# Task goal
Your answer should be a single number: the count of lines that include the word "ylabel".

# Raw records
================================

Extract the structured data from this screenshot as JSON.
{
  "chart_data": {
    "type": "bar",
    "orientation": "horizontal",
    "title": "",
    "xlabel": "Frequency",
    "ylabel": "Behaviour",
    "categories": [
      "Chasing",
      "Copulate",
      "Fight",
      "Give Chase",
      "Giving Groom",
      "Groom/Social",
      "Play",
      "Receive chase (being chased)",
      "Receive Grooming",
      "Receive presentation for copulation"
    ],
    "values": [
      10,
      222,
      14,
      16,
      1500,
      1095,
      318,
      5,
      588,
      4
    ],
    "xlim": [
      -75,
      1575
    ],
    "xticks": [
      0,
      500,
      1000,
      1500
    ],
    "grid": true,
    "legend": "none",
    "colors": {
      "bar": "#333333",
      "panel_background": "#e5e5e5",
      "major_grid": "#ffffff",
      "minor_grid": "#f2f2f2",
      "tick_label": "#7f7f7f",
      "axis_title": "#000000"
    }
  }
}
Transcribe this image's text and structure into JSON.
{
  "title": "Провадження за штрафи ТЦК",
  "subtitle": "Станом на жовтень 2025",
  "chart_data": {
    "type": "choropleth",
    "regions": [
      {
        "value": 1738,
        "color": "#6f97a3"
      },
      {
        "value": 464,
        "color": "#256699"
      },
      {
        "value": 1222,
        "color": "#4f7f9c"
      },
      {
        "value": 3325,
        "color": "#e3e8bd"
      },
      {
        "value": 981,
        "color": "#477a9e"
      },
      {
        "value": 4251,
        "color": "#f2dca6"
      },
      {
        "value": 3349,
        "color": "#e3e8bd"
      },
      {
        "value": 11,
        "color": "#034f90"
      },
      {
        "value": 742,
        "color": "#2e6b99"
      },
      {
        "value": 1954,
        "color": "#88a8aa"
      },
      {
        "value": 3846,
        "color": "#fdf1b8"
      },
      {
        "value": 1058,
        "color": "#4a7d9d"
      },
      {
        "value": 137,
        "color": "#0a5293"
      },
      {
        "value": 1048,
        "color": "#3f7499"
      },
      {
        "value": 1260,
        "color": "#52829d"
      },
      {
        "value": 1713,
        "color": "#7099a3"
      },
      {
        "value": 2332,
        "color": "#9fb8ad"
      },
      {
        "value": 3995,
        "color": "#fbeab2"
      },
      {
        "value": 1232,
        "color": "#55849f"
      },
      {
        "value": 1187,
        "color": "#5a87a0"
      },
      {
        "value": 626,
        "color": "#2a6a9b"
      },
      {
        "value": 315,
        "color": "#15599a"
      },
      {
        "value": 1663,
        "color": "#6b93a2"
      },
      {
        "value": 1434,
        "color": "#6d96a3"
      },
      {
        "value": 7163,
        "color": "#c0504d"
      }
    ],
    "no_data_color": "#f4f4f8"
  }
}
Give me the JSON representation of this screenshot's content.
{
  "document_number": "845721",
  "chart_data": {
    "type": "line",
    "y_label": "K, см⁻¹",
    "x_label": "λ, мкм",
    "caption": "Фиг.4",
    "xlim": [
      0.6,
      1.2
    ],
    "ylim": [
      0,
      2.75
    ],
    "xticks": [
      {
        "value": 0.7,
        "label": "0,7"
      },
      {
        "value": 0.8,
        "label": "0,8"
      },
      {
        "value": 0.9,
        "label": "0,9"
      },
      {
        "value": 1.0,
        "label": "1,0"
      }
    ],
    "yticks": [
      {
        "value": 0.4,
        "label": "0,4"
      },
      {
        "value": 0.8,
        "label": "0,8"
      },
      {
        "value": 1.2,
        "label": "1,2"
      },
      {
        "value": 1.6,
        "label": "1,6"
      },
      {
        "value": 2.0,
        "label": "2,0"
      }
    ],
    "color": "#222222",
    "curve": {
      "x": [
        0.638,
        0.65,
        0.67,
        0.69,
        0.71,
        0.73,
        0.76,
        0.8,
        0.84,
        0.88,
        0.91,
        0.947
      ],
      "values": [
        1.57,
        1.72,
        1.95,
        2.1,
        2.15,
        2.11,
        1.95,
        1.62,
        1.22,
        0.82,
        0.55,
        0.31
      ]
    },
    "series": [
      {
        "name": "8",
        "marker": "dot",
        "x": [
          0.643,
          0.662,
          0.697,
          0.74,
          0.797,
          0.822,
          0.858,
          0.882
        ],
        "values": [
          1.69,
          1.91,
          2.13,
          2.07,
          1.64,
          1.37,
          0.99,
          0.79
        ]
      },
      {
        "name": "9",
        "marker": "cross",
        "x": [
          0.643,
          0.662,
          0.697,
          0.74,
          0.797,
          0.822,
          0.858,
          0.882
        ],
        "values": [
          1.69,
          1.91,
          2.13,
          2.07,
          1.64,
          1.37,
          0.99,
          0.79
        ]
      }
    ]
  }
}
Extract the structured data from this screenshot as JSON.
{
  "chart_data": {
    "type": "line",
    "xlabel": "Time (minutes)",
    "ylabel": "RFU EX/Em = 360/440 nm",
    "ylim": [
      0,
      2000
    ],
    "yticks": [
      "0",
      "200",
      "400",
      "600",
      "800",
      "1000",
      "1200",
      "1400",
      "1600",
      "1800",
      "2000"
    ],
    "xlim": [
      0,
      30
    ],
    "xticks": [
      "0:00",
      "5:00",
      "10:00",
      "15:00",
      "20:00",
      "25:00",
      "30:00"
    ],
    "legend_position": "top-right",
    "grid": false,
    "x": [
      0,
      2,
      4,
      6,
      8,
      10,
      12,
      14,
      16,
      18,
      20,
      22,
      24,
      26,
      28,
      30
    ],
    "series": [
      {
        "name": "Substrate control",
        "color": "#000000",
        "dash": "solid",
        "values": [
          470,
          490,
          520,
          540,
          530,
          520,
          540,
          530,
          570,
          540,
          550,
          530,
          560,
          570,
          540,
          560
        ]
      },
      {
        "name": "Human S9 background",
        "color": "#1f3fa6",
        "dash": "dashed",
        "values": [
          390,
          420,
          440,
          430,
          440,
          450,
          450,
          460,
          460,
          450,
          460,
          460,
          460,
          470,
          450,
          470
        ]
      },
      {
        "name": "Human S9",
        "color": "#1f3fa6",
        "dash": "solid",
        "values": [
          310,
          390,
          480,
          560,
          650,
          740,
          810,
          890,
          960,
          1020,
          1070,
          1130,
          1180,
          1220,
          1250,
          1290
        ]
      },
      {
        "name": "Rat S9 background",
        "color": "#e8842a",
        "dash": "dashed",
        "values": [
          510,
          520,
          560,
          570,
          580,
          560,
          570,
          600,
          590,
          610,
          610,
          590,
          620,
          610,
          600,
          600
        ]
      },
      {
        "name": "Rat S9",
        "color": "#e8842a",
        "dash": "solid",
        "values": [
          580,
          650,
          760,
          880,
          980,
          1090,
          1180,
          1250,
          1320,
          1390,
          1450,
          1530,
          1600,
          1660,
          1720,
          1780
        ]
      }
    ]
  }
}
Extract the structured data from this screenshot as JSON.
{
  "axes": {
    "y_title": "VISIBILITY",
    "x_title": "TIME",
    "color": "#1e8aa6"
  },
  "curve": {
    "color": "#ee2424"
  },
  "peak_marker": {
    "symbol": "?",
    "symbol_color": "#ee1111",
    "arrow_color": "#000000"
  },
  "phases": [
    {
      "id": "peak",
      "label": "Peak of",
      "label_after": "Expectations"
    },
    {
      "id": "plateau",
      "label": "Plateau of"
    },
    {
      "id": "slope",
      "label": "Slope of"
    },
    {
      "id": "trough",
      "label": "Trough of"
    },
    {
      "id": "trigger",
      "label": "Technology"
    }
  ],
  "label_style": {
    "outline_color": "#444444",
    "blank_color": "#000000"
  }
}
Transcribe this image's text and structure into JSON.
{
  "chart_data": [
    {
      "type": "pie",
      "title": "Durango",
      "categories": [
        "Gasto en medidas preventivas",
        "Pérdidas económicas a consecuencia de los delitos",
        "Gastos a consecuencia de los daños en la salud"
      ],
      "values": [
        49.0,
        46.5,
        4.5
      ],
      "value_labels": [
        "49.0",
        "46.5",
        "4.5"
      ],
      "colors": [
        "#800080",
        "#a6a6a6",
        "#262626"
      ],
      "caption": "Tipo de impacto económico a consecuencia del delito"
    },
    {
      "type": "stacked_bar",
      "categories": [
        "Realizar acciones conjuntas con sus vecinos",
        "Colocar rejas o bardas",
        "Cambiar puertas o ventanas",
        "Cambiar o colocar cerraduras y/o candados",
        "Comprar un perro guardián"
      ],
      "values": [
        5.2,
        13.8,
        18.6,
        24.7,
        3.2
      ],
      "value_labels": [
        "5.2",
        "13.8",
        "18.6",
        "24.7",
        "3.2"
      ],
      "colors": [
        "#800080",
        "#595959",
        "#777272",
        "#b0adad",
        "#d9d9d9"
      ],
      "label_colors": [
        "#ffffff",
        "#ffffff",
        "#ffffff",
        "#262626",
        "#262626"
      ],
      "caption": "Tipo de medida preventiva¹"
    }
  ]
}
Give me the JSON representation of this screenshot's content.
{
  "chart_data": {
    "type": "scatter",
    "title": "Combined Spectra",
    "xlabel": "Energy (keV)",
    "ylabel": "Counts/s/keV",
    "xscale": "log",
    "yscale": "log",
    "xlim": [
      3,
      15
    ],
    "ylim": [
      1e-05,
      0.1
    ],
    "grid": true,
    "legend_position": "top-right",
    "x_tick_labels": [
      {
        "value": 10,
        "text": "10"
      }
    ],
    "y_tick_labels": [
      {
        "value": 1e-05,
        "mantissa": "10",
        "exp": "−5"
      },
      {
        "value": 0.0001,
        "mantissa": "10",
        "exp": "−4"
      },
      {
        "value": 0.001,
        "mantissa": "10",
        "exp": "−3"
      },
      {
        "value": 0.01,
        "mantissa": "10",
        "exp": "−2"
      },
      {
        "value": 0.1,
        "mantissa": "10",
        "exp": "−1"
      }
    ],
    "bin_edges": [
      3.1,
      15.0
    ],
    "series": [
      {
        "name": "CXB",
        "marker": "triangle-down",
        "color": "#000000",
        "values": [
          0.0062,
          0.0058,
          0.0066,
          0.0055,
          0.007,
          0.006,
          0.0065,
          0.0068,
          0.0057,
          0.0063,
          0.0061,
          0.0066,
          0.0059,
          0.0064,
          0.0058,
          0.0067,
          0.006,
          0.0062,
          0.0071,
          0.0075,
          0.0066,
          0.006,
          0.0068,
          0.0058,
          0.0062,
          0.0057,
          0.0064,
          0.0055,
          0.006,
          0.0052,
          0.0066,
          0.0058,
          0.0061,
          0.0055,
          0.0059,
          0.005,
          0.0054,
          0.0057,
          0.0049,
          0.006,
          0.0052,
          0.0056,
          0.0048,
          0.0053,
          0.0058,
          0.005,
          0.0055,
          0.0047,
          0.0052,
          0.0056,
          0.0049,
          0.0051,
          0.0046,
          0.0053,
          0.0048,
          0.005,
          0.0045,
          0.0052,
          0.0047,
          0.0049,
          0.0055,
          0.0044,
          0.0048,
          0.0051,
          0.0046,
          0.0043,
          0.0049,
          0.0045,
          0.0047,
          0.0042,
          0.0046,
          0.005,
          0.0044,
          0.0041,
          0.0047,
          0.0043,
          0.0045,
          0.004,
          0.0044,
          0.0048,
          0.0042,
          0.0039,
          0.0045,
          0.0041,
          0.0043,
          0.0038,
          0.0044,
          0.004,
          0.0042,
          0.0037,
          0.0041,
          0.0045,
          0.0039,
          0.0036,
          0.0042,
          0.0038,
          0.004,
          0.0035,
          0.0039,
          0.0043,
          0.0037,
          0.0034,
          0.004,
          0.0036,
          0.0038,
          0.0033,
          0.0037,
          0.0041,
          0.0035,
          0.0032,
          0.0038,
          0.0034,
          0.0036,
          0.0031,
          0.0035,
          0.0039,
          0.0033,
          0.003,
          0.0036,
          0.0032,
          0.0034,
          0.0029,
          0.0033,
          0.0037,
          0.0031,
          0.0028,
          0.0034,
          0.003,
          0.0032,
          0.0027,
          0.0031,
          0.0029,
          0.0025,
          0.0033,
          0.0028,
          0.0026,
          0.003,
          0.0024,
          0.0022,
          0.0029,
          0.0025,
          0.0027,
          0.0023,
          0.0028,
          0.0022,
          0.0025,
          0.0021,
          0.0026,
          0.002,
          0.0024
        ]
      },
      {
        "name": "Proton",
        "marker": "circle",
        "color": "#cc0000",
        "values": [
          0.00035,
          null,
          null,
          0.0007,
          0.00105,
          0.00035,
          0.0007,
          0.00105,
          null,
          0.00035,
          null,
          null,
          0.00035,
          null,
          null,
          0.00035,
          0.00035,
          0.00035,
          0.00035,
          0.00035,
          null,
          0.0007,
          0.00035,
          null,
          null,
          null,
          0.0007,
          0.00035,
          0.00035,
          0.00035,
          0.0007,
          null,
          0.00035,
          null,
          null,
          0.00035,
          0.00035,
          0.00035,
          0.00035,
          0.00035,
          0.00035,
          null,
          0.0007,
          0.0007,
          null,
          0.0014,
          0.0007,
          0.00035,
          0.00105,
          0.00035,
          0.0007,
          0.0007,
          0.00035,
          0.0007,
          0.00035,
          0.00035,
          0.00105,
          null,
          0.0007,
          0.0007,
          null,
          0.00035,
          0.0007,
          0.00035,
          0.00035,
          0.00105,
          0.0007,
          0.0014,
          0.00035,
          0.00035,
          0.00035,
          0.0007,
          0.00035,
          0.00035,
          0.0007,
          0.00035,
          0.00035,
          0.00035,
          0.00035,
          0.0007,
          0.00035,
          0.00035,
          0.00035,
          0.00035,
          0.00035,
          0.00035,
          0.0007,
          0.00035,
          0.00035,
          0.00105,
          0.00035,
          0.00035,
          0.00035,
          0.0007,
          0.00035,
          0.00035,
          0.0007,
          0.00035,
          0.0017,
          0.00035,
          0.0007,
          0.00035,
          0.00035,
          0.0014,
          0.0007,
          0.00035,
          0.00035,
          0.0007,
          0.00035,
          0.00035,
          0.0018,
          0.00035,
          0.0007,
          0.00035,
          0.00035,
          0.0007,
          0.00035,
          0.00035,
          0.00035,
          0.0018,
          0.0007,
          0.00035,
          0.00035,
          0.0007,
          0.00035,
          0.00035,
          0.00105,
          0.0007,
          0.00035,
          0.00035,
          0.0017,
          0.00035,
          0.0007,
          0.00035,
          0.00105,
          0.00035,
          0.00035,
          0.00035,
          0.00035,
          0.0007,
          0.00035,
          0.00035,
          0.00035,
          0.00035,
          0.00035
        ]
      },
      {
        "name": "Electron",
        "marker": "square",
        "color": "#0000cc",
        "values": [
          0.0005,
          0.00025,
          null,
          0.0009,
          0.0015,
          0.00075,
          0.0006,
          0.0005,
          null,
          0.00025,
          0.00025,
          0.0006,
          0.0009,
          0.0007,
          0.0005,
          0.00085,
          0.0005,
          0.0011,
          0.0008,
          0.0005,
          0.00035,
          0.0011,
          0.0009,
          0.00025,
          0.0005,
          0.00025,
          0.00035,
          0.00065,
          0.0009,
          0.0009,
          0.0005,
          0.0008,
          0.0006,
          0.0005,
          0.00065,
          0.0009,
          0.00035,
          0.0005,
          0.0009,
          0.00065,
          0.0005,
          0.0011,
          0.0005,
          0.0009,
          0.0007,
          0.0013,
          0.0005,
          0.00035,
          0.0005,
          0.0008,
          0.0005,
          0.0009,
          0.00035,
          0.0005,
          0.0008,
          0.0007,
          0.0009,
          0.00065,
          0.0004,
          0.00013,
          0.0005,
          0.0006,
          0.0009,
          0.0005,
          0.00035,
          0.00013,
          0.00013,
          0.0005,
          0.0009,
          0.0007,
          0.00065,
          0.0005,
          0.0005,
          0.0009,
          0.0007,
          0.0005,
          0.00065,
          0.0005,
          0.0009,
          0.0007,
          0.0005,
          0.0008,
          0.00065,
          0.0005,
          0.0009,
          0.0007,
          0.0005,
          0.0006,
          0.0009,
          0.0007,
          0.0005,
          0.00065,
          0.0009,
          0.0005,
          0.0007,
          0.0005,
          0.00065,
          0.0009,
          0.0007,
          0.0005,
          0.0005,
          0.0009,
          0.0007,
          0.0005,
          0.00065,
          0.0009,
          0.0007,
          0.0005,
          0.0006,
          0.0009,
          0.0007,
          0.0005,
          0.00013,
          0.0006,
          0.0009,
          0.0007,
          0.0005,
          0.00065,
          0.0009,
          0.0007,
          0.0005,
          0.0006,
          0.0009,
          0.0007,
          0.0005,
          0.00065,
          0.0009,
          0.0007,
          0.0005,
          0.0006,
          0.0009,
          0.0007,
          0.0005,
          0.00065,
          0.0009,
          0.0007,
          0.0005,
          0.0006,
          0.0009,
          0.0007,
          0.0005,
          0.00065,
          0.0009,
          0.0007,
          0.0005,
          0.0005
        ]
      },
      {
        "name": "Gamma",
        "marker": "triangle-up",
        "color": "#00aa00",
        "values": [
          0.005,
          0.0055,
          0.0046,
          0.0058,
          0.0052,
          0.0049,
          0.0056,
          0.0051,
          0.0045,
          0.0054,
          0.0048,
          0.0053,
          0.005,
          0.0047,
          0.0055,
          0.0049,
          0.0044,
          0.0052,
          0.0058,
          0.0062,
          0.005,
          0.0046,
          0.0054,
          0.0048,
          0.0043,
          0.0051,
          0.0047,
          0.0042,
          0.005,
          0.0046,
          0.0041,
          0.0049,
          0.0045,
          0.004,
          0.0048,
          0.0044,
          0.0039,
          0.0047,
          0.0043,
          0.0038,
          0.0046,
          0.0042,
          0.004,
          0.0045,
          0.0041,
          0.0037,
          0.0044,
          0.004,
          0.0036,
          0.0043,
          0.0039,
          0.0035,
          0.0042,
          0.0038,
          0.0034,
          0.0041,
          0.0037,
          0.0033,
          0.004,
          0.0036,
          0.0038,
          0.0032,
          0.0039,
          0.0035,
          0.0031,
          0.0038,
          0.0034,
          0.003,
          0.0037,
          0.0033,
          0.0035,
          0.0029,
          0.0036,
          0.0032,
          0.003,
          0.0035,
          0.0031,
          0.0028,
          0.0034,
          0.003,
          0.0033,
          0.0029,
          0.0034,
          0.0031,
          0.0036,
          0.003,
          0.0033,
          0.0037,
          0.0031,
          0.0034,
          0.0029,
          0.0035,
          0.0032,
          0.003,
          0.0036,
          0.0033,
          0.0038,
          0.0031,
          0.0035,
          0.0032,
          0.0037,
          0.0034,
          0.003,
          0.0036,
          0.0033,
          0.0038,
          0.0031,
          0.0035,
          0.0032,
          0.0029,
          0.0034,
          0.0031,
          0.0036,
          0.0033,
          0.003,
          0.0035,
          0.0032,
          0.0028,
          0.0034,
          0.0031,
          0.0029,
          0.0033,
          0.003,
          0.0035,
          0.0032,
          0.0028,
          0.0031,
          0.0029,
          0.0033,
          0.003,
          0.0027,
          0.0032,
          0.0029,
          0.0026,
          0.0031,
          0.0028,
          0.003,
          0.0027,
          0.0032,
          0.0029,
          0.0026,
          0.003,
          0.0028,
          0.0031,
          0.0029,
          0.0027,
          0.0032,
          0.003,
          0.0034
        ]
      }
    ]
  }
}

================================

# Output below
3